** WRITTEN EXERCISE **
Return each line of the listing that contains the string "Heidel".

• • • • • • •

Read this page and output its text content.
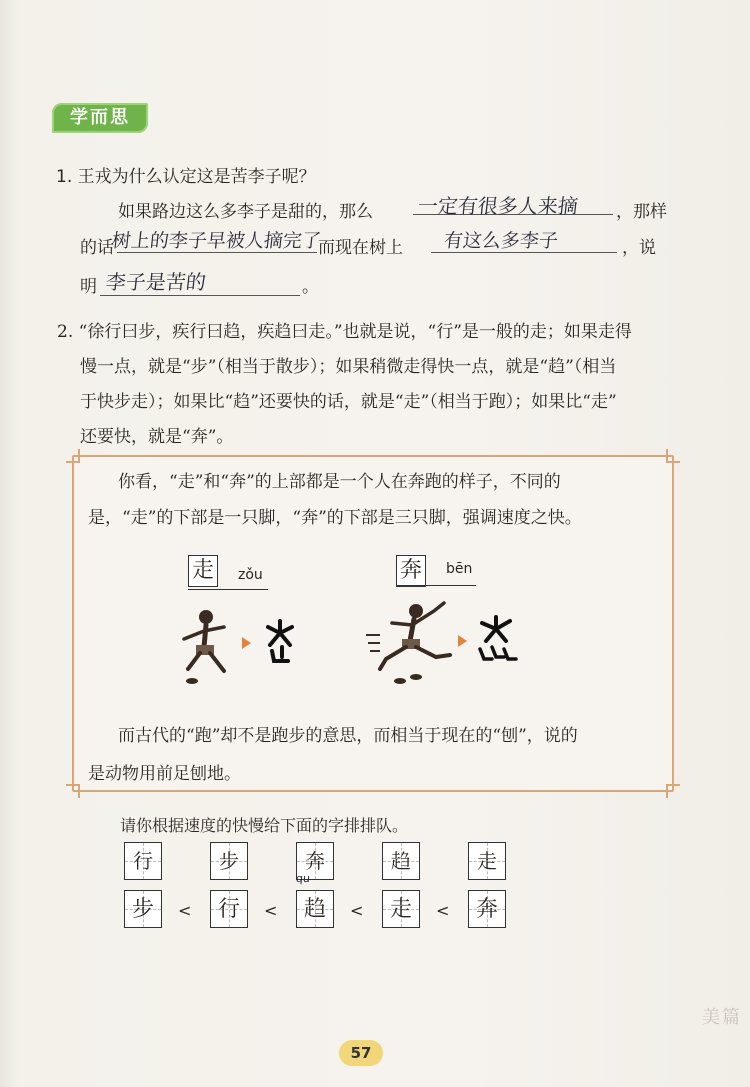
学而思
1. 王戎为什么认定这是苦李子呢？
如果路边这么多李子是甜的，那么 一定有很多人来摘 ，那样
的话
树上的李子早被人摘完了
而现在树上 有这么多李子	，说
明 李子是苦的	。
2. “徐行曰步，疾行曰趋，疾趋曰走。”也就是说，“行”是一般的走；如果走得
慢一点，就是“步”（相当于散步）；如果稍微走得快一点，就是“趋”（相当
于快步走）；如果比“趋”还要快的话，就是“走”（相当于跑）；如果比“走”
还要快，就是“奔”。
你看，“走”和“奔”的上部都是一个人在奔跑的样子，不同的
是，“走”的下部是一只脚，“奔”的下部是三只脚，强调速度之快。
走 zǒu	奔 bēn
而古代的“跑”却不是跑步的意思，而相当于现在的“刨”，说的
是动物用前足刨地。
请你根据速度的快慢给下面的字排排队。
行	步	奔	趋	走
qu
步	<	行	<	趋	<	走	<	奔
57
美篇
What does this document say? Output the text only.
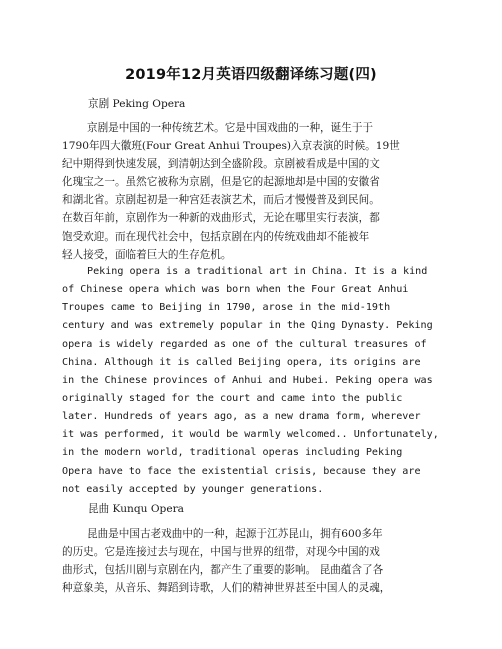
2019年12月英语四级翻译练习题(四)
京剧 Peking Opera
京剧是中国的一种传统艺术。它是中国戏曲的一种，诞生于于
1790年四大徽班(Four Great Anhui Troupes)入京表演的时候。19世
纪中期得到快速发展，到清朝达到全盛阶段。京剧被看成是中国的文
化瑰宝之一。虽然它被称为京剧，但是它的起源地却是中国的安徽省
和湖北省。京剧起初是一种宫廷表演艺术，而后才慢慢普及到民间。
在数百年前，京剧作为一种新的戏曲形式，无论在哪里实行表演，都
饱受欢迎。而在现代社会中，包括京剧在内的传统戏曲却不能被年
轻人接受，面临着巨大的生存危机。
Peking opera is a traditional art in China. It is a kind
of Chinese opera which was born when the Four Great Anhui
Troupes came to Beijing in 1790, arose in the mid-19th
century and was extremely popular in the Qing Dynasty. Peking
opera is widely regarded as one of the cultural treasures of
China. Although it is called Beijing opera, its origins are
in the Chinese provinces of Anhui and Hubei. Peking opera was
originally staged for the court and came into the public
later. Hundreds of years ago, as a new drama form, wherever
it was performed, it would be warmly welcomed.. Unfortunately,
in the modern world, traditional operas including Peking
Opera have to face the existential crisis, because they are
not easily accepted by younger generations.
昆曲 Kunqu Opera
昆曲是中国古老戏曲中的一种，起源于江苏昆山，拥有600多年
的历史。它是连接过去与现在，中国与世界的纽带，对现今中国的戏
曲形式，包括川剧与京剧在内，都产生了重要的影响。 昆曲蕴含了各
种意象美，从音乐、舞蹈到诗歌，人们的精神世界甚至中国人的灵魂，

• • • • • • •

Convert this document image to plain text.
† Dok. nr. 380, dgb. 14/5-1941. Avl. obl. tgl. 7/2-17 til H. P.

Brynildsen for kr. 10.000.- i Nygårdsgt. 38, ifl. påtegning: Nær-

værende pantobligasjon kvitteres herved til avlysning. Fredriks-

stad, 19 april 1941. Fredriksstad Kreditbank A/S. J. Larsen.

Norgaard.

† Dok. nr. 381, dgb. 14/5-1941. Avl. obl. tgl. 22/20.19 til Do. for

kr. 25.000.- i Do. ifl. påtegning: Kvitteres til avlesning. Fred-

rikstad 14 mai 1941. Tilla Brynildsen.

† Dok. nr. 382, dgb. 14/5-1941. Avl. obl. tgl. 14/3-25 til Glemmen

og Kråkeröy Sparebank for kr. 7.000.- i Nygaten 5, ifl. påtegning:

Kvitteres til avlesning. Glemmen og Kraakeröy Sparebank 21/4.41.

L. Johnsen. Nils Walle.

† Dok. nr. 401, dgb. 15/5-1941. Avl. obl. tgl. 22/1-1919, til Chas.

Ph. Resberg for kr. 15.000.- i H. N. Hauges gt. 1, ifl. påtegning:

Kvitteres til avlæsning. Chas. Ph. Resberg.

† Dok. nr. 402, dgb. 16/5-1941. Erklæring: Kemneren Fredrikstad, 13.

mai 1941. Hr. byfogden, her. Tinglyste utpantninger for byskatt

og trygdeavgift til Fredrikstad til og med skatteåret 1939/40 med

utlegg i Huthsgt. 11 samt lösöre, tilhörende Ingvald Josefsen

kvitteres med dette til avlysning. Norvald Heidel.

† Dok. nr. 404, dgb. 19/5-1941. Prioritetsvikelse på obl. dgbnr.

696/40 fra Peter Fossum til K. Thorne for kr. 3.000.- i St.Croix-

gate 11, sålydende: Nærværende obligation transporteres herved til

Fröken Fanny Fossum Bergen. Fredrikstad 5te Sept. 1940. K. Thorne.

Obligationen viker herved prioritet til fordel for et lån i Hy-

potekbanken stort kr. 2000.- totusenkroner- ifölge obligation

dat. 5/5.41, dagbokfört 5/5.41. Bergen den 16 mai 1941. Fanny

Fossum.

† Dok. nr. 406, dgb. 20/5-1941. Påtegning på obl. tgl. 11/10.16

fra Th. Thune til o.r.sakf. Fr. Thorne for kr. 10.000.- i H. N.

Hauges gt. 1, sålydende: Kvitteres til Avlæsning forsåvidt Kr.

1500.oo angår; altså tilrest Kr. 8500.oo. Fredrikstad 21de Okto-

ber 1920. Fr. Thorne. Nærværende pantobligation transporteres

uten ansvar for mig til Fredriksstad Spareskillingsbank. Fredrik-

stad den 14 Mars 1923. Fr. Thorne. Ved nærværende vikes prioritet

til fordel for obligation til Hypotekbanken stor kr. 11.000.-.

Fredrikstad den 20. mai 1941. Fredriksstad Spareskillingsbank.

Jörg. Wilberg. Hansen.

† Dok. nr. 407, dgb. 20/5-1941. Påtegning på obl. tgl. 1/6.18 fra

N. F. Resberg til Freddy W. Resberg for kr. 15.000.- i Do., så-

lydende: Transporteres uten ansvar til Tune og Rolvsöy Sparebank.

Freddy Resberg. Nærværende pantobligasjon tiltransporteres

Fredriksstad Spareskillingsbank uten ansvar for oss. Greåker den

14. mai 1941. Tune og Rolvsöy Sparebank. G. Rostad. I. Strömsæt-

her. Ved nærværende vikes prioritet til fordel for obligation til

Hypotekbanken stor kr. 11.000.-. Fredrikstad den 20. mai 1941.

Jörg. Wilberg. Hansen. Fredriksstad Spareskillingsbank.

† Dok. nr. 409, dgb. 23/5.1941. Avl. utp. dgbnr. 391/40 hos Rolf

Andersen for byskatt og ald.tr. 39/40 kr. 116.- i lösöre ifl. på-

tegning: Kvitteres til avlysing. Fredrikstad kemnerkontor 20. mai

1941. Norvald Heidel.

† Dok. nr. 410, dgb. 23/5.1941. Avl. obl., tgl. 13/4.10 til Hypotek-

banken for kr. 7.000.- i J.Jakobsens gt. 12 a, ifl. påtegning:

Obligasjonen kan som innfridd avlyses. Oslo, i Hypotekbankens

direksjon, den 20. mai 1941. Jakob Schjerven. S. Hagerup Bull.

• • • • • • •

** RIGHT ANSWER **
kvitteres med dette til avlysning. Norvald Heidel.
1941. Norvald Heidel.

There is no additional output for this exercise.